(EXERCISE)
Look through the records that follow. Copy every line containing the word "label".

(MATERIALS PROVIDED)
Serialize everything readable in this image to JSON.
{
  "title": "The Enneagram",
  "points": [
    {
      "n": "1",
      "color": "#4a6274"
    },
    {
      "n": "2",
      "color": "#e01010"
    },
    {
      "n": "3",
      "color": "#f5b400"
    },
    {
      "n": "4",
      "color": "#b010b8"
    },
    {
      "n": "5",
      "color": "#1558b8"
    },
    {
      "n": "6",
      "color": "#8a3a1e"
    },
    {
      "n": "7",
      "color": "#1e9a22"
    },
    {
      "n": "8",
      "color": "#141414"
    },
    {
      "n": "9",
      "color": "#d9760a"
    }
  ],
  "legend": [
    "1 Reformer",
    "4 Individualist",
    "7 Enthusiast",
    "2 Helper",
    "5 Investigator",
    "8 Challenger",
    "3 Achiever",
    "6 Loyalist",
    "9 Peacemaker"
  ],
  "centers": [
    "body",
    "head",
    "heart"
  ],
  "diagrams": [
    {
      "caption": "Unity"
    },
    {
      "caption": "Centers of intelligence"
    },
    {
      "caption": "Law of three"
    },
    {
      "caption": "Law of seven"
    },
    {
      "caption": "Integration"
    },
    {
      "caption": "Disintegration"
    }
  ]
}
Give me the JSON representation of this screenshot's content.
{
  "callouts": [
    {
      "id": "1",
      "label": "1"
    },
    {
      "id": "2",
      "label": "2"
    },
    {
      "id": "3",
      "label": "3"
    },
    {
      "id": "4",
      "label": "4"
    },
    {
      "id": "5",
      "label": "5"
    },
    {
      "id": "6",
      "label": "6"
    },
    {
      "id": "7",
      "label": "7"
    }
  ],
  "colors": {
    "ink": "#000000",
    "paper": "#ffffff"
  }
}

(FULL SOLUTION)
      "label": "1"
      "label": "2"
      "label": "3"
      "label": "4"
      "label": "5"
      "label": "6"
      "label": "7"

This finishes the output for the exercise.